■ Source data:

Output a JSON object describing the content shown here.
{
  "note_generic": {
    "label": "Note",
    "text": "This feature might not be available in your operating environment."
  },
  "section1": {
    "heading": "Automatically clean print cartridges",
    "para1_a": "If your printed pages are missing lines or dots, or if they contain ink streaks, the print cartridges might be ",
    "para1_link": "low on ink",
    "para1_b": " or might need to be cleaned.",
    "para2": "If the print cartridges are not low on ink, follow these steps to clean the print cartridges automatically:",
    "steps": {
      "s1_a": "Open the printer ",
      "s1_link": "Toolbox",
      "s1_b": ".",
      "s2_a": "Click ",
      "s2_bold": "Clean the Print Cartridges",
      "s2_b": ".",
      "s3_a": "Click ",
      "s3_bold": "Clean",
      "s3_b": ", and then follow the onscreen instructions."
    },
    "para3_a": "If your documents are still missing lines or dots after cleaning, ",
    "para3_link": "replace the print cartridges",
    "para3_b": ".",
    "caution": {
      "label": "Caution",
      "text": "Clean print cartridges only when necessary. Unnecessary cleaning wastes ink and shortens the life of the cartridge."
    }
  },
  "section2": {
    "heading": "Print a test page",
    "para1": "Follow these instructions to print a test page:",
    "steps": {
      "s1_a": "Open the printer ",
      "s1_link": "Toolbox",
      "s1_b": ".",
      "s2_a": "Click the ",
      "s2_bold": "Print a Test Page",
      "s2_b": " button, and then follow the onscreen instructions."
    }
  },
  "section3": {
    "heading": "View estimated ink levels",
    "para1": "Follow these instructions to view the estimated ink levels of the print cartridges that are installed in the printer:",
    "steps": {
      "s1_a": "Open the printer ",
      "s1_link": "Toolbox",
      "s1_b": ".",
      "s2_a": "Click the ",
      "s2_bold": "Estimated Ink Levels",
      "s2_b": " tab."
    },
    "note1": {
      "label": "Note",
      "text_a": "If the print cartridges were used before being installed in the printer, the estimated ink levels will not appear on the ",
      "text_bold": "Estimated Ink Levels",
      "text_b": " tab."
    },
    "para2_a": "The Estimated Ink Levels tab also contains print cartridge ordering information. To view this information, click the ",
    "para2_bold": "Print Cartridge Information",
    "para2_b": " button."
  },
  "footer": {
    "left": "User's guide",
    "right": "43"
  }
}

■ Work to complete: Write out every entry above, word for word.

■ Answer to the problem:
Output a JSON object describing the content shown here.
{
  "note_generic": {
    "label": "Note",
    "text": "This feature might not be available in your operating environment."
  },
  "section1": {
    "heading": "Automatically clean print cartridges",
    "para1_a": "If your printed pages are missing lines or dots, or if they contain ink streaks, the print cartridges might be ",
    "para1_link": "low on ink",
    "para1_b": " or might need to be cleaned.",
    "para2": "If the print cartridges are not low on ink, follow these steps to clean the print cartridges automatically:",
    "steps": {
      "s1_a": "Open the printer ",
      "s1_link": "Toolbox",
      "s1_b": ".",
      "s2_a": "Click ",
      "s2_bold": "Clean the Print Cartridges",
      "s2_b": ".",
      "s3_a": "Click ",
      "s3_bold": "Clean",
      "s3_b": ", and then follow the onscreen instructions."
    },
    "para3_a": "If your documents are still missing lines or dots after cleaning, ",
    "para3_link": "replace the print cartridges",
    "para3_b": ".",
    "caution": {
      "label": "Caution",
      "text": "Clean print cartridges only when necessary. Unnecessary cleaning wastes ink and shortens the life of the cartridge."
    }
  },
  "section2": {
    "heading": "Print a test page",
    "para1": "Follow these instructions to print a test page:",
    "steps": {
      "s1_a": "Open the printer ",
      "s1_link": "Toolbox",
      "s1_b": ".",
      "s2_a": "Click the ",
      "s2_bold": "Print a Test Page",
      "s2_b": " button, and then follow the onscreen instructions."
    }
  },
  "section3": {
    "heading": "View estimated ink levels",
    "para1": "Follow these instructions to view the estimated ink levels of the print cartridges that are installed in the printer:",
    "steps": {
      "s1_a": "Open the printer ",
      "s1_link": "Toolbox",
      "s1_b": ".",
      "s2_a": "Click the ",
      "s2_bold": "Estimated Ink Levels",
      "s2_b": " tab."
    },
    "note1": {
      "label": "Note",
      "text_a": "If the print cartridges were used before being installed in the printer, the estimated ink levels will not appear on the ",
      "text_bold": "Estimated Ink Levels",
      "text_b": " tab."
    },
    "para2_a": "The Estimated Ink Levels tab also contains print cartridge ordering information. To view this information, click the ",
    "para2_bold": "Print Cartridge Information",
    "para2_b": " button."
  },
  "footer": {
    "left": "User's guide",
    "right": "43"
  }
}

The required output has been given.